[DOCUMENT SEGMENT]
┌──
Sunday Morning: The Verve Recognize The Pain

With 'Bitter Sweet Symphony,' The Verve have delivered the song of the year.

Who would have thought that the best song to come from England so far this year would not be by Oasis, Prodigy, Blur, Chemical Brothers, Charlatans U.K. or even Radiohead.

It's the work of a band that almost didn't make it to 1997, The Verve.

The song, of course, is "Bitter Sweet Symphony" (RealAudio excerpt), a space-age meditation on human existence. "Cause it's a bitter sweet symphony, this life," sings The Verve's leader and songwriter, Richard Ashcroft, and what three words have you heard lately that get it any more right?

Ashcroft continues, summing up life with the brevity of haiku: "Trying to make ends meet/ You're a slave to money/ Then you die."

"Bitter Sweet Symphony," which hasn't yet been released in the U.S. (it appears on the group's new album, Urban Hymns, out Tuesday), was a #2 hit in England, and for good reason; it's the kind of song that, once you hear it, you have to hear again. You may well find yourself dropping everything and seeking out a record store that has an import copy if you're lucky enough to heard it on the radio or catch the video on MTV...
└──
[STATED TASK] Duplicate the stretch of the article on The Verve's "Bitter Sweet Symphony" from "The song, of" through "video on MTV...". The data that comes after this text isn't needed for anything here.

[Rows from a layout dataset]
┌──
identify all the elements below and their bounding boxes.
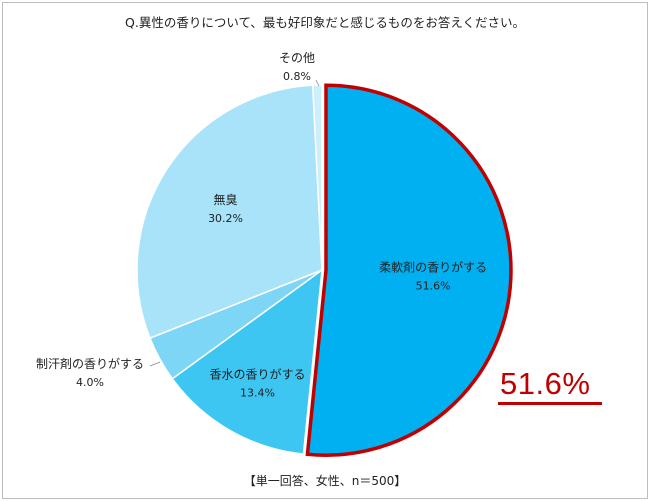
slice-label: 無臭	[214, 192, 238, 207]
pie-slice	[311, 84, 323, 271]
slice-value-label: 4.0%	[76, 376, 104, 389]
slice-label: 柔軟剤の香りがする	[379, 260, 487, 275]
leader-line	[149, 361, 161, 367]
slice-value-label: 0.8%	[283, 70, 311, 83]
highlight-underline	[498, 402, 602, 405]
pie-slice	[305, 83, 513, 457]
leader-line	[315, 79, 320, 87]
slice-value-label: 51.6%	[416, 280, 451, 293]
slice-value-label: 13.4%	[240, 386, 275, 399]
pie-slice	[136, 84, 323, 340]
footnote: 【単一回答、女性、n＝500】	[243, 474, 407, 488]
pie-slice	[171, 268, 323, 455]
highlight-value: 51.6%	[500, 366, 591, 401]
chart-title: Q.異性の香りについて、最も好印象だと感じるものをお答えください。	[125, 15, 525, 30]
slice-label: その他	[279, 51, 315, 65]
slice-value-label: 30.2%	[208, 212, 243, 225]
slice-label: 香水の香りがする	[209, 366, 305, 381]
slice-label: 制汗剤の香りがする	[36, 356, 144, 371]
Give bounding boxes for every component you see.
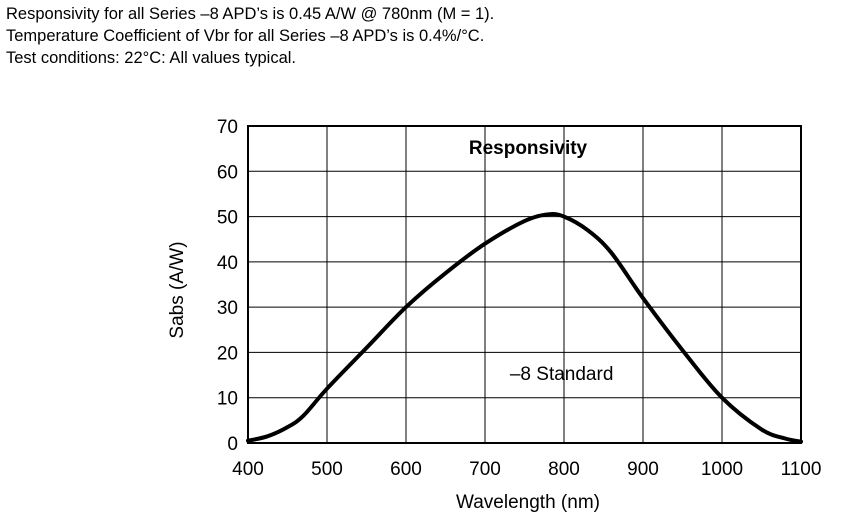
- chart-grid: [248, 126, 801, 443]
- x-tick-label-900: 900: [627, 459, 659, 480]
- x-tick-label-400: 400: [232, 459, 264, 480]
- x-axis-ticks: 400 500 600 700 800 900 1000 1100: [232, 459, 821, 480]
- note-line-temperature: Temperature Coefficient of Vbr for all S…: [6, 27, 485, 45]
- y-axis-ticks: 0 10 20 30 40 50 60 70: [217, 117, 238, 455]
- y-tick-label-70: 70: [217, 117, 238, 138]
- plot-frame: [247, 125, 802, 444]
- y-tick-label-20: 20: [217, 343, 238, 364]
- x-tick-label-700: 700: [469, 459, 501, 480]
- notes-block: Responsivity for all Series –8 APD’s is …: [6, 3, 494, 69]
- series-line-8-standard: [246, 211, 803, 444]
- chart-title: Responsivity: [469, 138, 588, 159]
- x-tick-label-1100: 1100: [781, 459, 822, 480]
- x-tick-label-800: 800: [548, 459, 580, 480]
- y-tick-label-50: 50: [217, 208, 238, 229]
- y-tick-label-30: 30: [217, 298, 238, 319]
- note-line-test-conditions: Test conditions: 22°C: All values typica…: [6, 49, 296, 67]
- x-axis-label: Wavelength (nm): [456, 492, 600, 513]
- x-tick-label-600: 600: [390, 459, 422, 480]
- y-tick-label-10: 10: [217, 389, 238, 410]
- series-annotation-8-standard: –8 Standard: [510, 364, 614, 385]
- y-tick-label-0: 0: [227, 434, 238, 455]
- y-axis-label: Sabs (A/W): [167, 241, 188, 338]
- x-tick-label-500: 500: [311, 459, 343, 480]
- note-line-responsivity: Responsivity for all Series –8 APD’s is …: [6, 5, 495, 23]
- y-tick-label-60: 60: [217, 162, 238, 183]
- x-tick-label-1000: 1000: [701, 459, 743, 480]
- y-tick-label-40: 40: [217, 253, 238, 274]
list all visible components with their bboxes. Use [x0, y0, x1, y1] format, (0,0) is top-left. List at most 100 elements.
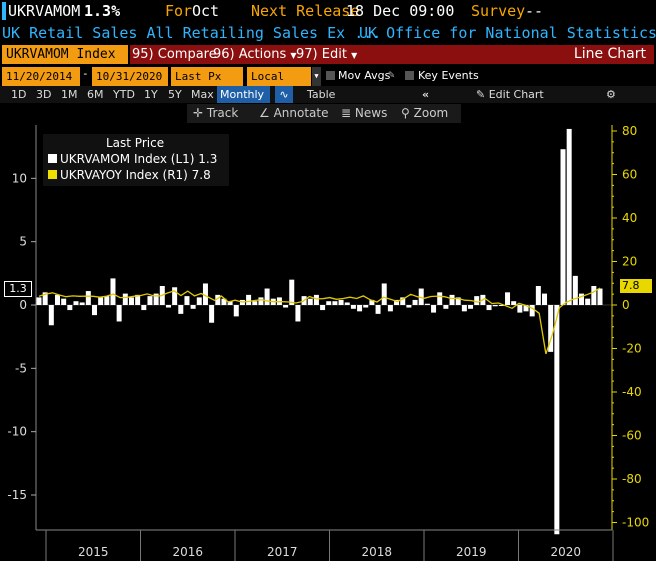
security-description: UK Retail Sales All Retailing Sales Ex .…: [2, 24, 382, 42]
period-6m[interactable]: 6M: [87, 88, 104, 101]
bar: [597, 288, 603, 305]
year-label: 2020: [550, 545, 581, 559]
bar: [135, 294, 141, 305]
bar: [61, 298, 67, 305]
frequency-dropdown[interactable]: Monthly ▼: [217, 86, 270, 117]
bar: [153, 293, 159, 305]
bar: [326, 301, 332, 305]
bar: [424, 303, 430, 305]
bar: [572, 275, 578, 305]
bar: [542, 293, 548, 305]
bar: [110, 278, 116, 305]
survey-label: Survey: [471, 2, 526, 20]
bar: [517, 305, 523, 313]
bar: [209, 305, 215, 323]
zoom-button[interactable]: ⚲ Zoom: [401, 104, 448, 123]
next-release-value: 18 Dec 09:00: [346, 2, 455, 20]
year-label: 2018: [361, 545, 392, 559]
mov-avgs-label: Mov Avgs: [338, 69, 391, 82]
bar: [406, 305, 412, 308]
start-date-field[interactable]: 11/20/2014: [2, 67, 80, 86]
left-tick-label: -10: [7, 425, 27, 439]
track-button[interactable]: ✛ Track: [193, 104, 238, 123]
bar: [116, 305, 122, 322]
bar: [338, 299, 344, 305]
bar: [486, 305, 492, 311]
right-tick-label: 0: [622, 298, 630, 312]
annotate-button[interactable]: ∠ Annotate: [259, 104, 329, 123]
period-3d[interactable]: 3D: [36, 88, 52, 101]
bar: [165, 305, 171, 308]
legend-swatch: [48, 170, 57, 179]
end-date-field[interactable]: 10/31/2020: [92, 67, 168, 86]
currency-field[interactable]: Local CCY: [247, 67, 311, 102]
security-field[interactable]: UKRVAMOM Index: [2, 45, 128, 64]
mov-avgs-checkbox[interactable]: [326, 71, 335, 80]
date-separator: -: [82, 67, 89, 80]
left-tick-label: -5: [15, 361, 27, 375]
toolbar-bar: [130, 45, 654, 64]
key-events-checkbox[interactable]: [405, 71, 414, 80]
bar: [350, 305, 356, 309]
track-label: Track: [206, 106, 239, 120]
gear-icon[interactable]: ⚙: [606, 88, 616, 101]
bar: [443, 305, 449, 309]
news-button[interactable]: ≣ News: [341, 104, 387, 123]
bar: [36, 297, 42, 305]
survey-value: --: [525, 2, 544, 20]
right-tick-label: -60: [622, 429, 642, 443]
period-ytd[interactable]: YTD: [113, 88, 135, 101]
bar: [67, 305, 73, 311]
bar: [431, 305, 437, 313]
bar: [369, 299, 375, 305]
bar: [566, 128, 572, 305]
period-1y[interactable]: 1Y: [144, 88, 158, 101]
right-tick-label: -100: [622, 516, 649, 530]
period-1m[interactable]: 1M: [61, 88, 78, 101]
collapse-icon[interactable]: «: [422, 88, 430, 101]
right-tick-label: -40: [622, 385, 642, 399]
for-label: For: [165, 2, 193, 20]
right-value-badge: 7.8: [620, 279, 652, 293]
chart-tools-bar: [187, 104, 461, 123]
bar: [147, 296, 153, 305]
bar: [48, 305, 54, 326]
line-chart-icon[interactable]: ∿: [275, 86, 293, 103]
period-1d[interactable]: 1D: [11, 88, 27, 101]
period-max[interactable]: Max: [191, 88, 214, 101]
currency-dropdown-icon[interactable]: ▼: [312, 67, 321, 86]
bar: [394, 299, 400, 305]
chart-canvas[interactable]: 151050-5-10-15806040200-20-40-60-80-1002…: [0, 125, 656, 561]
bar: [332, 301, 338, 305]
actions-button[interactable]: 96) Actions ▼: [213, 45, 297, 64]
legend-item: UKRVAMOM Index (L1) 1.3: [48, 152, 217, 166]
bar: [554, 305, 560, 535]
key-events-label: Key Events: [418, 69, 479, 82]
table-button[interactable]: Table: [307, 88, 336, 101]
ticker-marker: [2, 2, 6, 20]
bar: [190, 305, 196, 309]
compare-label: 95) Compare: [132, 47, 217, 62]
magnifier-icon: ⚲: [401, 106, 410, 120]
last-value: 1.3%: [84, 2, 121, 20]
ticker-label[interactable]: UKRVAMOM: [8, 2, 81, 20]
bar: [381, 283, 387, 305]
bar: [505, 292, 511, 305]
edit-label: 97) Edit: [296, 47, 347, 62]
bar: [468, 305, 474, 309]
bar: [548, 305, 554, 352]
caret-down-icon: ▼: [351, 51, 358, 60]
bar: [172, 287, 178, 305]
bar: [387, 305, 393, 312]
pencil-icon[interactable]: ✎: [388, 68, 395, 81]
period-5y[interactable]: 5Y: [168, 88, 182, 101]
compare-button[interactable]: 95) Compare: [132, 45, 217, 64]
price-type-field[interactable]: Last Px: [171, 67, 243, 86]
bar: [221, 298, 227, 305]
legend-item-label: UKRVAYOY Index (R1) 7.8: [60, 168, 211, 182]
edit-chart-button[interactable]: ✎ Edit Chart: [476, 86, 544, 103]
bar: [313, 294, 319, 305]
edit-button[interactable]: 97) Edit ▼: [296, 45, 357, 64]
bar: [461, 305, 467, 312]
bar: [579, 293, 585, 305]
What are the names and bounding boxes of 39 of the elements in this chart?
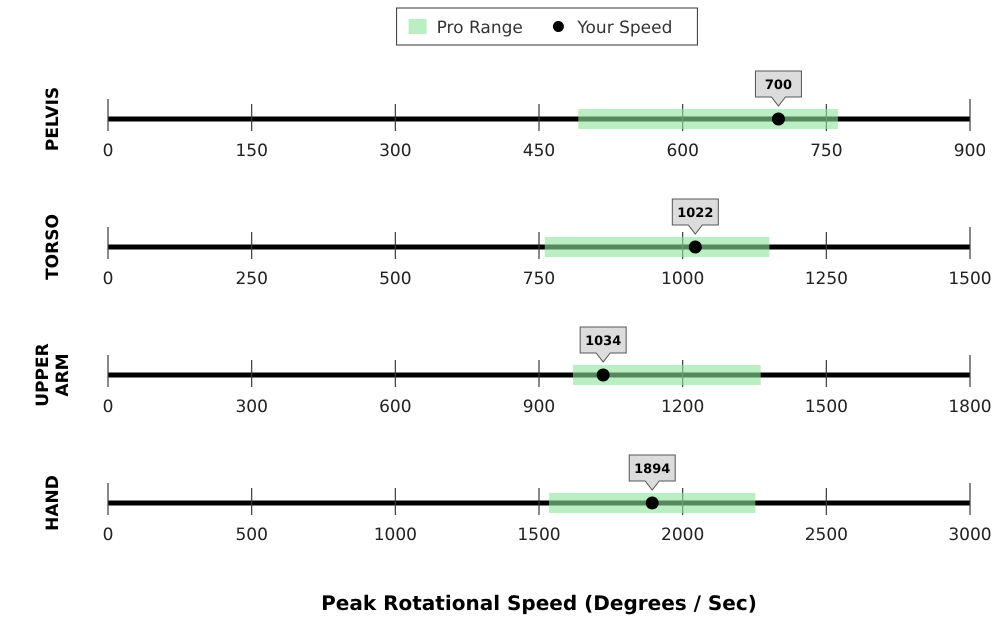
└──
[EXPECTED OUTPUT]
The song, of course, is "Bitter Sweet Symphony" (RealAudio excerpt), a space-age meditation on human existence. "Cause it's a bitter sweet symphony, this life," sings The Verve's leader and songwriter, Richard Ashcroft, and what three words have you heard lately that get it any more right?

Ashcroft continues, summing up life with the brevity of haiku: "Trying to make ends meet/ You're a slave to money/ Then you die."

"Bitter Sweet Symphony," which hasn't yet been released in the U.S. (it appears on the group's new album, Urban Hymns, out Tuesday), was a #2 hit in England, and for good reason; it's the kind of song that, once you hear it, you have to hear again. You may well find yourself dropping everything and seeking out a record store that has an import copy if you're lucky enough to heard it on the radio or catch the video on MTV...